=== Do this ===
In how many lines of the data does the word "Create" appear? Give the number by itself.

[Stored data entries]
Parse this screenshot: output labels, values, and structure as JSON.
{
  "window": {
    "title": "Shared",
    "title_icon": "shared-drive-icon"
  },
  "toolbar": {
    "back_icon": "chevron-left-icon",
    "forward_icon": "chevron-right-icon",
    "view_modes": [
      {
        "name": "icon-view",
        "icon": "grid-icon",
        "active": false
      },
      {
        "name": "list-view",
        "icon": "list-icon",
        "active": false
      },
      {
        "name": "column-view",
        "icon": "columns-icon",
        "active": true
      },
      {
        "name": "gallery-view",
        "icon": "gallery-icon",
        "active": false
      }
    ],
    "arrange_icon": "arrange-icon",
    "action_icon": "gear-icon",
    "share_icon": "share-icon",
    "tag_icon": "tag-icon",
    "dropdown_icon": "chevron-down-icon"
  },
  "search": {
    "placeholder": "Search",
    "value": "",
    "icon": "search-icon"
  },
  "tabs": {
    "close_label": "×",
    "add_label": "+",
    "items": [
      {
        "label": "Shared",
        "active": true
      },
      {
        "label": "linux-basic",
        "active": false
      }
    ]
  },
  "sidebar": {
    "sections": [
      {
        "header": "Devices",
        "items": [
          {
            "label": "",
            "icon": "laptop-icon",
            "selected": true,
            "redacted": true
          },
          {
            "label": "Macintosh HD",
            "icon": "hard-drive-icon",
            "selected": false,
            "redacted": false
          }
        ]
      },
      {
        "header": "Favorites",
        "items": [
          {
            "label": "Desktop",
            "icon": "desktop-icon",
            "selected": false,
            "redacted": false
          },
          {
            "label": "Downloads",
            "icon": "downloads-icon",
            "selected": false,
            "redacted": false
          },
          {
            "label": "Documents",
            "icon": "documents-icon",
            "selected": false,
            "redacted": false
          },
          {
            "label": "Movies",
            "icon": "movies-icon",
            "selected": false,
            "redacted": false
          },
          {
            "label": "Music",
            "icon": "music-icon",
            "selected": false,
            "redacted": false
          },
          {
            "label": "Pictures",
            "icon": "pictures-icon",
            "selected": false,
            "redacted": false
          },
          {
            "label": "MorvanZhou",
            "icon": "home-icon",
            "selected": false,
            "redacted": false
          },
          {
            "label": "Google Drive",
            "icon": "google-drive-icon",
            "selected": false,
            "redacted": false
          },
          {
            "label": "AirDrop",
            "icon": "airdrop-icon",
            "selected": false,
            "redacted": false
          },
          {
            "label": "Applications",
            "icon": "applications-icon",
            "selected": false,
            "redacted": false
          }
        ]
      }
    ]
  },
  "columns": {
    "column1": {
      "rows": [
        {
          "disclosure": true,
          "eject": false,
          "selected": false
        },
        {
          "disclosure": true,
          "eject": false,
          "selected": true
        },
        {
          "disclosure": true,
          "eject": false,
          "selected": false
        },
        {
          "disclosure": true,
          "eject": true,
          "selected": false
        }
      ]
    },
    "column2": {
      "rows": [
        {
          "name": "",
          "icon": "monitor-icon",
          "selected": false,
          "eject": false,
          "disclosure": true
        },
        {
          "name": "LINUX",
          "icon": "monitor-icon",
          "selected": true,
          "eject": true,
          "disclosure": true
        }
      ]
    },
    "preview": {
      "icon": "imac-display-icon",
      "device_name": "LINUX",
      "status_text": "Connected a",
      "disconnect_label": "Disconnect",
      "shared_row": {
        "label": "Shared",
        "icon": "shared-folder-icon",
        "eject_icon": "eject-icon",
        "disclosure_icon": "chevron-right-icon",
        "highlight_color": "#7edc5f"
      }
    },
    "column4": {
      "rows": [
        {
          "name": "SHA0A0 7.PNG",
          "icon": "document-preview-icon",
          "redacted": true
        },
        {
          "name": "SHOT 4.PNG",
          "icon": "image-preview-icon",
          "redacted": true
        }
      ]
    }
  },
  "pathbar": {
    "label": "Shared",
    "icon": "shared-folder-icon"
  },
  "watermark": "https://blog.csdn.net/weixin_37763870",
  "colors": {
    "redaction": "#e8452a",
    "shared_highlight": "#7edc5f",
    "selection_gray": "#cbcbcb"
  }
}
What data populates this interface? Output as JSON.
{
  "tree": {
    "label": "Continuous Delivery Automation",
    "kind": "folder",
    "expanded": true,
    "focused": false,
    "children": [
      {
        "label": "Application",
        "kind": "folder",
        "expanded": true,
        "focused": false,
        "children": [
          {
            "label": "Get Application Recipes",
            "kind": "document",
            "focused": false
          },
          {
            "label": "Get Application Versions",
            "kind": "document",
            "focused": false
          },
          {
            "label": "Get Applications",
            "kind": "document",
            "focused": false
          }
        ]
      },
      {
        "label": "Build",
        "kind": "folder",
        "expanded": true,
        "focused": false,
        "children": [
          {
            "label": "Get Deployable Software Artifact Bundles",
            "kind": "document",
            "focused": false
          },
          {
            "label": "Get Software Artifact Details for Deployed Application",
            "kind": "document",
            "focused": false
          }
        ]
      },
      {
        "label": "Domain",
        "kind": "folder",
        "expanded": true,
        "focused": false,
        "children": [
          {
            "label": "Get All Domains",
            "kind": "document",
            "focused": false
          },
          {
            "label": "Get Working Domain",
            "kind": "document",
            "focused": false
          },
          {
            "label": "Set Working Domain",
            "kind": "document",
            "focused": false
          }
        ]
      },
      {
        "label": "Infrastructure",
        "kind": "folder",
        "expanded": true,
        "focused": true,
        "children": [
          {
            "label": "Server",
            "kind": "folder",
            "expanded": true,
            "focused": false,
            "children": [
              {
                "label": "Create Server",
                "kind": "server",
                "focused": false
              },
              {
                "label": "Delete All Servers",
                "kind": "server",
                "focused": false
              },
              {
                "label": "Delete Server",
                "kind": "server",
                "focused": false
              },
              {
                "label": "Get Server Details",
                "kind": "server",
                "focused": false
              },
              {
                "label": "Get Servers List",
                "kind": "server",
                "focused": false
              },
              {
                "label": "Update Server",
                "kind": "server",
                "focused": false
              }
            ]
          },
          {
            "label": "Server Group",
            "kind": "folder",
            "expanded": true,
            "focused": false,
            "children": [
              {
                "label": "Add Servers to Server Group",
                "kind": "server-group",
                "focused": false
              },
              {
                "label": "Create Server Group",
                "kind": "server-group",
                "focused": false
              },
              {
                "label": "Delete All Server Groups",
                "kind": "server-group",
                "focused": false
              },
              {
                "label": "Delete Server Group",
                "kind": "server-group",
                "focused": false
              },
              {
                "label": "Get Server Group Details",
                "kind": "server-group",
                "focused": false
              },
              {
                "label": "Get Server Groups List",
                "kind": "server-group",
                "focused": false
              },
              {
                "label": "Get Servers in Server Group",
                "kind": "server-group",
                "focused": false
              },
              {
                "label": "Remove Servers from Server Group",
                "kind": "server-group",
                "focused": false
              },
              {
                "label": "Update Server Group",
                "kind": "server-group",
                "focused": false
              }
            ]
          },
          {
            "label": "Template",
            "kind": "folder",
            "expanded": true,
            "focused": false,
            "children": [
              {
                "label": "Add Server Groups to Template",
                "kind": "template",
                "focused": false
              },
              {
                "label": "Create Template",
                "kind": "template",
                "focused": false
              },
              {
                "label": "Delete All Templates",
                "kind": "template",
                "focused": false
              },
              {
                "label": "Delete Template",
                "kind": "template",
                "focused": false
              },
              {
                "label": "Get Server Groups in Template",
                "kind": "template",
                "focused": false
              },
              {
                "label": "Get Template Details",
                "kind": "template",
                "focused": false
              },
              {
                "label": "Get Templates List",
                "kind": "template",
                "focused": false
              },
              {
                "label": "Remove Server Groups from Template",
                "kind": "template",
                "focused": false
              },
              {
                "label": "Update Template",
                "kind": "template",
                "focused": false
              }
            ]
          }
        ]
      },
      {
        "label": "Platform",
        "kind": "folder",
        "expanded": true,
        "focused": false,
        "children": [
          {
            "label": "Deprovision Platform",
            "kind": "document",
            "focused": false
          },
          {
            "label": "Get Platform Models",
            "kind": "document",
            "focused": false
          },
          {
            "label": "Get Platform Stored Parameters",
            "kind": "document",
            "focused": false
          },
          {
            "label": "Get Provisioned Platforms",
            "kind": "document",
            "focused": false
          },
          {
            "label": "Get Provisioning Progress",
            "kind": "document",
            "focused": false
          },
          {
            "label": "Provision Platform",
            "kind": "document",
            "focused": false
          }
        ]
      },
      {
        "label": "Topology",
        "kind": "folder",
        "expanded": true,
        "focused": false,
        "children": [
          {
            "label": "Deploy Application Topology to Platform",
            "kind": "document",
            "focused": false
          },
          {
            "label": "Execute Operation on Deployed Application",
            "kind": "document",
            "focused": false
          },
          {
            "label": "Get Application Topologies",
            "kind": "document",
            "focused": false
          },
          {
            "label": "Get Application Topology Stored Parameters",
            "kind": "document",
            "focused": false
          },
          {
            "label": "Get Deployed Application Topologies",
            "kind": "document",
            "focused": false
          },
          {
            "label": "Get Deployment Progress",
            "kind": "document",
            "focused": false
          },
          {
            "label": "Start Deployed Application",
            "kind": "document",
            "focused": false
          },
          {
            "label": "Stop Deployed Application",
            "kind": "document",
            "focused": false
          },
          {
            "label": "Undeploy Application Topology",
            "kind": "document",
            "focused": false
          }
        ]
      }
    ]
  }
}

=== Answer for the task ===
3